WHAT IS EXPECTED >> Emit the entire listing verbatim.

[Collected data entries]

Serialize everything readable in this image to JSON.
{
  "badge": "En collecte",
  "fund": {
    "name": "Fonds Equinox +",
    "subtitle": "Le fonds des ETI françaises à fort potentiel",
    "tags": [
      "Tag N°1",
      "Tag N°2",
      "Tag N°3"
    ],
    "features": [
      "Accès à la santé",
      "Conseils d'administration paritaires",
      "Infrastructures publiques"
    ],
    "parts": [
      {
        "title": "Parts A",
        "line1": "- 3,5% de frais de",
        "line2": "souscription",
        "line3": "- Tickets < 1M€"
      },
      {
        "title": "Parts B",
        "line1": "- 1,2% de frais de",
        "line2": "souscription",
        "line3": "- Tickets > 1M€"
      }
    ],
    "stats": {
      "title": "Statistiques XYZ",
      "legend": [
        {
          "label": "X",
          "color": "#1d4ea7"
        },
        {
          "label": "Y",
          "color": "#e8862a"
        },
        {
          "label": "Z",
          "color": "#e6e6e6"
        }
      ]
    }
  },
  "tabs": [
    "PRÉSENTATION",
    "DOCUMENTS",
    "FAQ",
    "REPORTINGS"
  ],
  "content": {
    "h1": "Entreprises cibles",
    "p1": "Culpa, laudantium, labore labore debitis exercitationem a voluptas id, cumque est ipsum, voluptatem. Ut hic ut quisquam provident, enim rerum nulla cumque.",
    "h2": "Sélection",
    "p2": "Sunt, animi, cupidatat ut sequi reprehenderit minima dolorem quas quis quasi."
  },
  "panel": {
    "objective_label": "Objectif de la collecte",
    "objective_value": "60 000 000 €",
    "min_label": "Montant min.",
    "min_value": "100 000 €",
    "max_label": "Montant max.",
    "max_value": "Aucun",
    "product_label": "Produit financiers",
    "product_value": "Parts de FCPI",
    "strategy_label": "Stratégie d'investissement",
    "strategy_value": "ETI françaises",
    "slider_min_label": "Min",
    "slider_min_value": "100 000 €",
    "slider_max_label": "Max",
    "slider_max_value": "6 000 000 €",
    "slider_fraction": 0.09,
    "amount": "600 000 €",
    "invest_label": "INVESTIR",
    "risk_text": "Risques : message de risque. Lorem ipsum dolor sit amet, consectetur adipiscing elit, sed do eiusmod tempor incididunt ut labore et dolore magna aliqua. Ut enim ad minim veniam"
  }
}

COMPLETE RESPONSE >>
Serialize everything readable in this image to JSON.
{
  "badge": "En collecte",
  "fund": {
    "name": "Fonds Equinox +",
    "subtitle": "Le fonds des ETI françaises à fort potentiel",
    "tags": [
      "Tag N°1",
      "Tag N°2",
      "Tag N°3"
    ],
    "features": [
      "Accès à la santé",
      "Conseils d'administration paritaires",
      "Infrastructures publiques"
    ],
    "parts": [
      {
        "title": "Parts A",
        "line1": "- 3,5% de frais de",
        "line2": "souscription",
        "line3": "- Tickets < 1M€"
      },
      {
        "title": "Parts B",
        "line1": "- 1,2% de frais de",
        "line2": "souscription",
        "line3": "- Tickets > 1M€"
      }
    ],
    "stats": {
      "title": "Statistiques XYZ",
      "legend": [
        {
          "label": "X",
          "color": "#1d4ea7"
        },
        {
          "label": "Y",
          "color": "#e8862a"
        },
        {
          "label": "Z",
          "color": "#e6e6e6"
        }
      ]
    }
  },
  "tabs": [
    "PRÉSENTATION",
    "DOCUMENTS",
    "FAQ",
    "REPORTINGS"
  ],
  "content": {
    "h1": "Entreprises cibles",
    "p1": "Culpa, laudantium, labore labore debitis exercitationem a voluptas id, cumque est ipsum, voluptatem. Ut hic ut quisquam provident, enim rerum nulla cumque.",
    "h2": "Sélection",
    "p2": "Sunt, animi, cupidatat ut sequi reprehenderit minima dolorem quas quis quasi."
  },
  "panel": {
    "objective_label": "Objectif de la collecte",
    "objective_value": "60 000 000 €",
    "min_label": "Montant min.",
    "min_value": "100 000 €",
    "max_label": "Montant max.",
    "max_value": "Aucun",
    "product_label": "Produit financiers",
    "product_value": "Parts de FCPI",
    "strategy_label": "Stratégie d'investissement",
    "strategy_value": "ETI françaises",
    "slider_min_label": "Min",
    "slider_min_value": "100 000 €",
    "slider_max_label": "Max",
    "slider_max_value": "6 000 000 €",
    "slider_fraction": 0.09,
    "amount": "600 000 €",
    "invest_label": "INVESTIR",
    "risk_text": "Risques : message de risque. Lorem ipsum dolor sit amet, consectetur adipiscing elit, sed do eiusmod tempor incididunt ut labore et dolore magna aliqua. Ut enim ad minim veniam"
  }
}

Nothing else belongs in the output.